==== Material to process
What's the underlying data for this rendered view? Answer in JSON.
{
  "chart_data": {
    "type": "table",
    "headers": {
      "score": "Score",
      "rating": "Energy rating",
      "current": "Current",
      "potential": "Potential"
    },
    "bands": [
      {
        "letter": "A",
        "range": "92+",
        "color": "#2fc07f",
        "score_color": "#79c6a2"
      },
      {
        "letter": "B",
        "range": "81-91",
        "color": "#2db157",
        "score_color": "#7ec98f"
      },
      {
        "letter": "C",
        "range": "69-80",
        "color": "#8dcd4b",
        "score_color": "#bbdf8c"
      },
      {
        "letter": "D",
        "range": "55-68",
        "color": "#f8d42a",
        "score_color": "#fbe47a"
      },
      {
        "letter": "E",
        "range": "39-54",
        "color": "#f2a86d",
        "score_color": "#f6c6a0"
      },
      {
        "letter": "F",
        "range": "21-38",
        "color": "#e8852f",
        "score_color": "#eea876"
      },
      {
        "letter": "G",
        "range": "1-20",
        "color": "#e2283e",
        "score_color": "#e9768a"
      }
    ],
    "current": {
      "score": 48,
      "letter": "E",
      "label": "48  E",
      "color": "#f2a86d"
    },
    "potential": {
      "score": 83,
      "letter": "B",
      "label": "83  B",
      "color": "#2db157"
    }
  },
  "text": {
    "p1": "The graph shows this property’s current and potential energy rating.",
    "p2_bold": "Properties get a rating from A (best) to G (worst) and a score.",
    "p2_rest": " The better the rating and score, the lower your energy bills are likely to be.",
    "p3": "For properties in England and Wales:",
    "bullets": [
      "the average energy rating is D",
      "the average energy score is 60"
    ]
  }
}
========
What is required :: Show the lines of the data that hold the word "current".

Answer in full ::
      "current": "Current",
    "current": {
    "p1": "The graph shows this property’s current and potential energy rating.",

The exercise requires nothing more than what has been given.